* START Exercise inputs *
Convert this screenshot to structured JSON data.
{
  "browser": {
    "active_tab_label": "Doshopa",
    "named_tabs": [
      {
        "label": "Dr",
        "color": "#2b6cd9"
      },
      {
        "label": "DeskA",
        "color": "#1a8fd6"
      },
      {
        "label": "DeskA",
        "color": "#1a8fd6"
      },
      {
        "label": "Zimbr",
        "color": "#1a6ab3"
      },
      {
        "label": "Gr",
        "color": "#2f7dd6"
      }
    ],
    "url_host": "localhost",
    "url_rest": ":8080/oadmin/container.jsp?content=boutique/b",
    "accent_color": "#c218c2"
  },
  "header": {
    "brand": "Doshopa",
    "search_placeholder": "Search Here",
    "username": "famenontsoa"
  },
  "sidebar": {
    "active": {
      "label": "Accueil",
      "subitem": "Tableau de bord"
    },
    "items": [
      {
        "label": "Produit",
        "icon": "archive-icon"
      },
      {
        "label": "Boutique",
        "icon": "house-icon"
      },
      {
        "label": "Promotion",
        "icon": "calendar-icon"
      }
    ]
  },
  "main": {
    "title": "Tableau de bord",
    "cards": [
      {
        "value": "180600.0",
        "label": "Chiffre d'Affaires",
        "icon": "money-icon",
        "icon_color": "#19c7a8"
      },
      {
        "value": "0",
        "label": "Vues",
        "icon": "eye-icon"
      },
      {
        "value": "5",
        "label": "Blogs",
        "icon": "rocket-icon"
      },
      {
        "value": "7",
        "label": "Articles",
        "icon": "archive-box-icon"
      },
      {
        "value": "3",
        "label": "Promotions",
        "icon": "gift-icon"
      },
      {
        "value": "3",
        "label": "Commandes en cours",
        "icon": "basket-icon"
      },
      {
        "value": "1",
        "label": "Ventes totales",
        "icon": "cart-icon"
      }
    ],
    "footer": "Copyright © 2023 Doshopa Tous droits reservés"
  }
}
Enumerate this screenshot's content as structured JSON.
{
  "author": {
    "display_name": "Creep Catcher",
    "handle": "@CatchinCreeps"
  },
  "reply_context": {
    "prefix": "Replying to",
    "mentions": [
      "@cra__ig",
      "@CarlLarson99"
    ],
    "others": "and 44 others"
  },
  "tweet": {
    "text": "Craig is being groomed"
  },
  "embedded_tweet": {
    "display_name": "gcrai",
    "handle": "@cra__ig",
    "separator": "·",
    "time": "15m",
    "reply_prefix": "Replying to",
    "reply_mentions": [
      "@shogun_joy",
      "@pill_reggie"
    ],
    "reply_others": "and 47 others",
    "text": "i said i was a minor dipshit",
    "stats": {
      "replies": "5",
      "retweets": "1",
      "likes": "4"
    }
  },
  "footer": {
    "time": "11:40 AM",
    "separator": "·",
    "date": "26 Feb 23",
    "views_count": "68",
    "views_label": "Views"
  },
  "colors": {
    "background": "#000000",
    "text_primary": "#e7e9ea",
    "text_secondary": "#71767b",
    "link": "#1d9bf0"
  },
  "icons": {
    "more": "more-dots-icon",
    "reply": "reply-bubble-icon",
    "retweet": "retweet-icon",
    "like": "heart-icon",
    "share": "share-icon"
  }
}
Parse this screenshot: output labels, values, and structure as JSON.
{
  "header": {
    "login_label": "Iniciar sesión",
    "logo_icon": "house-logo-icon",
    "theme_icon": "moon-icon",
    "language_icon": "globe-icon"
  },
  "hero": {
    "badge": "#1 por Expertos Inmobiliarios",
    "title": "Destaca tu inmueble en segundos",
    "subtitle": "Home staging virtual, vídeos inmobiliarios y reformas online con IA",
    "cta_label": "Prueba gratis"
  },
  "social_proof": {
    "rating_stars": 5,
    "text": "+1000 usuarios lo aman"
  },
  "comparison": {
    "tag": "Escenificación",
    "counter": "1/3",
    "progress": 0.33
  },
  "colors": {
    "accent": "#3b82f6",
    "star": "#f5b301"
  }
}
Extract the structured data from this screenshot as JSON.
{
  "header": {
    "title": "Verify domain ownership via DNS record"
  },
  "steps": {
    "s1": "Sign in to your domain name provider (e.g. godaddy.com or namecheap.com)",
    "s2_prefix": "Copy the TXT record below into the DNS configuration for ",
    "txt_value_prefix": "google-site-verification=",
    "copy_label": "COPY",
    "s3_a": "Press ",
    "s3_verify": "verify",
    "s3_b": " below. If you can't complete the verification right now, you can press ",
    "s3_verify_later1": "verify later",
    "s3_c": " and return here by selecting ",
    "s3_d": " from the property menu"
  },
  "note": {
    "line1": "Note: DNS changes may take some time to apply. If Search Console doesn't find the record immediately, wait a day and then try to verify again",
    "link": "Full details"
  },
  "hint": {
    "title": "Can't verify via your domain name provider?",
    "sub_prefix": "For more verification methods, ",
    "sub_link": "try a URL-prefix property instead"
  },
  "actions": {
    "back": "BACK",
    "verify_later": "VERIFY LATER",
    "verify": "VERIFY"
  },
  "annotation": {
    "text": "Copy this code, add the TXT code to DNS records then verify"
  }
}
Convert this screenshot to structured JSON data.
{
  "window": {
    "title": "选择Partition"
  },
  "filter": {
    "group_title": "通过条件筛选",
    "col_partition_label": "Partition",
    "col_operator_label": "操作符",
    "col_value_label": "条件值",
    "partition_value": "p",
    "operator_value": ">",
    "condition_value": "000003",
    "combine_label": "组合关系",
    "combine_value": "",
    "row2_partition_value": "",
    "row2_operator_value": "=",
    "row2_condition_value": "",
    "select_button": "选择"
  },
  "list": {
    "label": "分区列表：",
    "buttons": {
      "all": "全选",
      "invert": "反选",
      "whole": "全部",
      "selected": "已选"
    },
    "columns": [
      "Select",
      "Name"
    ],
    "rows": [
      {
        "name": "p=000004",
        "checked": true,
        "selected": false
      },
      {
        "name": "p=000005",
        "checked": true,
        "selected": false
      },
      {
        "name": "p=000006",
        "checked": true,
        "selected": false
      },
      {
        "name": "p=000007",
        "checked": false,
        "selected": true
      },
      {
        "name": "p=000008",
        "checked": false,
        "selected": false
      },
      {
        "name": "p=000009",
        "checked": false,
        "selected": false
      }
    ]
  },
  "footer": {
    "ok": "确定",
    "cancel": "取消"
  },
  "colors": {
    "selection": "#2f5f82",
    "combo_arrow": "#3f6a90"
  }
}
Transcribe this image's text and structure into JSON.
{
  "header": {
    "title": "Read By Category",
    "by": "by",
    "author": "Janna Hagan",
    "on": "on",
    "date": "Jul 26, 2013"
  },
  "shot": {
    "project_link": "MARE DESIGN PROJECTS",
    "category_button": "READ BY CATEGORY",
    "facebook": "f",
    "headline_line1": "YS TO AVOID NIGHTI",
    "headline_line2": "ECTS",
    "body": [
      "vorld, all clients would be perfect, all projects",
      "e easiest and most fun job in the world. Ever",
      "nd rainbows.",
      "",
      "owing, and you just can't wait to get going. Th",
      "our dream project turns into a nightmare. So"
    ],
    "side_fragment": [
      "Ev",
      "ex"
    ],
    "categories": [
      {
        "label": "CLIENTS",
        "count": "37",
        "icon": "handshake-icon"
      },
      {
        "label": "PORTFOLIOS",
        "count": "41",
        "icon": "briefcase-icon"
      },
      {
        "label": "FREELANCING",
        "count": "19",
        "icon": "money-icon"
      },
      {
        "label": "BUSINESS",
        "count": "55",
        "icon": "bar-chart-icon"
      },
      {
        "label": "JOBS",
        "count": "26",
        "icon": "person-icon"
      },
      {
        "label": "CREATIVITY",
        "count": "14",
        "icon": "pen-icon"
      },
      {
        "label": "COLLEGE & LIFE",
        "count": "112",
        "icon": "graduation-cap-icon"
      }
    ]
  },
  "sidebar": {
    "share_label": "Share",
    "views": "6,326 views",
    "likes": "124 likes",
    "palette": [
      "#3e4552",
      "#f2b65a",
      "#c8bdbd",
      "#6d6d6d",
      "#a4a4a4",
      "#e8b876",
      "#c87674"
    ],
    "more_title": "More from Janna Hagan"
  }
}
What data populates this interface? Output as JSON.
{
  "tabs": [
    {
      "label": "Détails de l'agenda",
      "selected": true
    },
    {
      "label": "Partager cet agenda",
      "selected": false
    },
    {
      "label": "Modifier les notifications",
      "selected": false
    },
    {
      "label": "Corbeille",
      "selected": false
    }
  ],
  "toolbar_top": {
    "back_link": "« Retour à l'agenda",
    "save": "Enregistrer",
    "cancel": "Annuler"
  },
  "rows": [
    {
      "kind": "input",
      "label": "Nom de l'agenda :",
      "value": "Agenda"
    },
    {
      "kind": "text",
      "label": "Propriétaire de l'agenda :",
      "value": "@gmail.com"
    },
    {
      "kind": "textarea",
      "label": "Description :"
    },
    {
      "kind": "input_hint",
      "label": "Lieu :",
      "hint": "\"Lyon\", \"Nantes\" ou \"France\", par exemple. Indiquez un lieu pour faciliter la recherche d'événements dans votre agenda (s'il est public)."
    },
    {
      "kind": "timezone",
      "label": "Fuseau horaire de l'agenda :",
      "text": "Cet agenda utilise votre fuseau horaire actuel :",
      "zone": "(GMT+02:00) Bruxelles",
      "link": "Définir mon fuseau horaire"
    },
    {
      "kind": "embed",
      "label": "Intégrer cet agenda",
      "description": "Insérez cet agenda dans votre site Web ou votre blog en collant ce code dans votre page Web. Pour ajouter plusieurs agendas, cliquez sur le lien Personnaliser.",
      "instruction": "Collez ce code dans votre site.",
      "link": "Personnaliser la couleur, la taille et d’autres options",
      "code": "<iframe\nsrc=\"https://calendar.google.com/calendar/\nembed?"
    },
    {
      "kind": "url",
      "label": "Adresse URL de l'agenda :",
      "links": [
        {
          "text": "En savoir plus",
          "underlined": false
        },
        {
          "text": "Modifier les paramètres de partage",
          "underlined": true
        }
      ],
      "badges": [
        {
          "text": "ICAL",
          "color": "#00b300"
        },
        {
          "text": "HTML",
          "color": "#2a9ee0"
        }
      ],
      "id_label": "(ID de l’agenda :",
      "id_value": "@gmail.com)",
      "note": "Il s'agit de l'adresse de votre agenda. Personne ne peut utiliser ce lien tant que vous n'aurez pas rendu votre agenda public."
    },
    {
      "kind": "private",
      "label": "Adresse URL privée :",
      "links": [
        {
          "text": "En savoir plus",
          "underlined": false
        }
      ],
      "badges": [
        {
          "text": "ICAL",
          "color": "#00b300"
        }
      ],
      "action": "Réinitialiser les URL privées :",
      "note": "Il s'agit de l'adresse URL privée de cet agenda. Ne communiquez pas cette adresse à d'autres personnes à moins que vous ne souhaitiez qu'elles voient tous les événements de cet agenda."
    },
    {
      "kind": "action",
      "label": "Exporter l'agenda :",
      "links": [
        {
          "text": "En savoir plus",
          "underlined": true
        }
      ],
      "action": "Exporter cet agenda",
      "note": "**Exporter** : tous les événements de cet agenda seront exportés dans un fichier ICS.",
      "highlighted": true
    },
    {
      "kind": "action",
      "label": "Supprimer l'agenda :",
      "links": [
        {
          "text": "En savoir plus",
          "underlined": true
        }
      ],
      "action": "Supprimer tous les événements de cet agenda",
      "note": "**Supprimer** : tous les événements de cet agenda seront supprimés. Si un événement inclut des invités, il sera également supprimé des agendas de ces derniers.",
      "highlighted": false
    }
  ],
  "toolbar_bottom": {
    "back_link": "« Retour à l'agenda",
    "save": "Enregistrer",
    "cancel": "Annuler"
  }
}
* END Exercise inputs *
- Your objective -
Copy all lines from the material that include "kind".

- Written solution -
      "kind": "input",
      "kind": "text",
      "kind": "textarea",
      "kind": "input_hint",
      "kind": "timezone",
      "kind": "embed",
      "kind": "url",
      "kind": "private",
      "kind": "action",
      "kind": "action",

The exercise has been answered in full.